WHAT TO PRODUCE: Transcribe the records that follow in their entirety, omitting any pictures.

SOURCE RECORDS:
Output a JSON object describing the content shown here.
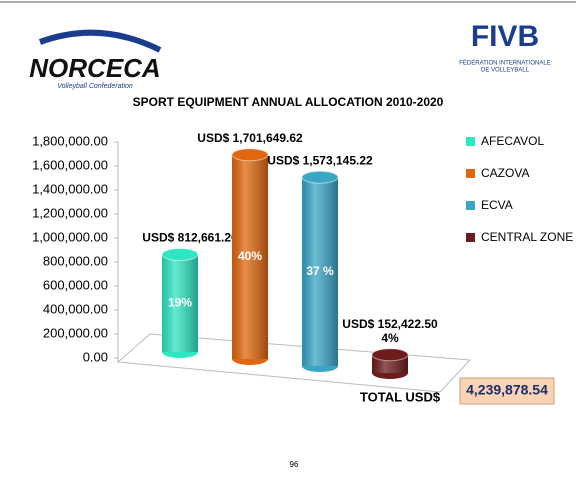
{
  "header": {
    "left_logo": "NORCECA",
    "left_logo_sub": "Volleyball Confederation",
    "right_logo": "FIVB",
    "right_logo_sub_1": "FÉDÉRATION INTERNATIONALE",
    "right_logo_sub_2": "DE VOLLEYBALL"
  },
  "chart_data": {
    "type": "bar",
    "title": "SPORT EQUIPMENT ANNUAL ALLOCATION 2010-2020",
    "categories": [
      "AFECAVOL",
      "CAZOVA",
      "ECVA",
      "CENTRAL ZONE"
    ],
    "values": [
      812661.2,
      1701649.62,
      1573145.22,
      152422.5
    ],
    "value_labels": [
      "USD$ 812,661.20",
      "USD$ 1,701,649.62",
      "USD$ 1,573,145.22",
      "USD$ 152,422.50"
    ],
    "percent_labels": [
      "19%",
      "40%",
      "37 %",
      "4%"
    ],
    "colors": [
      "#2ee6c2",
      "#e0670f",
      "#3aa6c6",
      "#6e1b1b"
    ],
    "ylim": [
      0,
      1800000
    ],
    "yticks": [
      {
        "value": 0,
        "label": "0.00"
      },
      {
        "value": 200000,
        "label": "200,000.00"
      },
      {
        "value": 400000,
        "label": "400,000.00"
      },
      {
        "value": 600000,
        "label": "600,000.00"
      },
      {
        "value": 800000,
        "label": "800,000.00"
      },
      {
        "value": 1000000,
        "label": "1,000,000.00"
      },
      {
        "value": 1200000,
        "label": "1,200,000.00"
      },
      {
        "value": 1400000,
        "label": "1,400,000.00"
      },
      {
        "value": 1600000,
        "label": "1,600,000.00"
      },
      {
        "value": 1800000,
        "label": "1,800,000.00"
      }
    ],
    "total_label": "TOTAL USD$",
    "total_value": 4239878.54,
    "total_value_label": "4,239,878.54",
    "legend": "right"
  },
  "page_number": "96"
}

WRITTEN SOLUTION:
Output a JSON object describing the content shown here.
{
  "header": {
    "left_logo": "NORCECA",
    "left_logo_sub": "Volleyball Confederation",
    "right_logo": "FIVB",
    "right_logo_sub_1": "FÉDÉRATION INTERNATIONALE",
    "right_logo_sub_2": "DE VOLLEYBALL"
  },
  "chart_data": {
    "type": "bar",
    "title": "SPORT EQUIPMENT ANNUAL ALLOCATION 2010-2020",
    "categories": [
      "AFECAVOL",
      "CAZOVA",
      "ECVA",
      "CENTRAL ZONE"
    ],
    "values": [
      812661.2,
      1701649.62,
      1573145.22,
      152422.5
    ],
    "value_labels": [
      "USD$ 812,661.20",
      "USD$ 1,701,649.62",
      "USD$ 1,573,145.22",
      "USD$ 152,422.50"
    ],
    "percent_labels": [
      "19%",
      "40%",
      "37 %",
      "4%"
    ],
    "colors": [
      "#2ee6c2",
      "#e0670f",
      "#3aa6c6",
      "#6e1b1b"
    ],
    "ylim": [
      0,
      1800000
    ],
    "yticks": [
      {
        "value": 0,
        "label": "0.00"
      },
      {
        "value": 200000,
        "label": "200,000.00"
      },
      {
        "value": 400000,
        "label": "400,000.00"
      },
      {
        "value": 600000,
        "label": "600,000.00"
      },
      {
        "value": 800000,
        "label": "800,000.00"
      },
      {
        "value": 1000000,
        "label": "1,000,000.00"
      },
      {
        "value": 1200000,
        "label": "1,200,000.00"
      },
      {
        "value": 1400000,
        "label": "1,400,000.00"
      },
      {
        "value": 1600000,
        "label": "1,600,000.00"
      },
      {
        "value": 1800000,
        "label": "1,800,000.00"
      }
    ],
    "total_label": "TOTAL USD$",
    "total_value": 4239878.54,
    "total_value_label": "4,239,878.54",
    "legend": "right"
  },
  "page_number": "96"
}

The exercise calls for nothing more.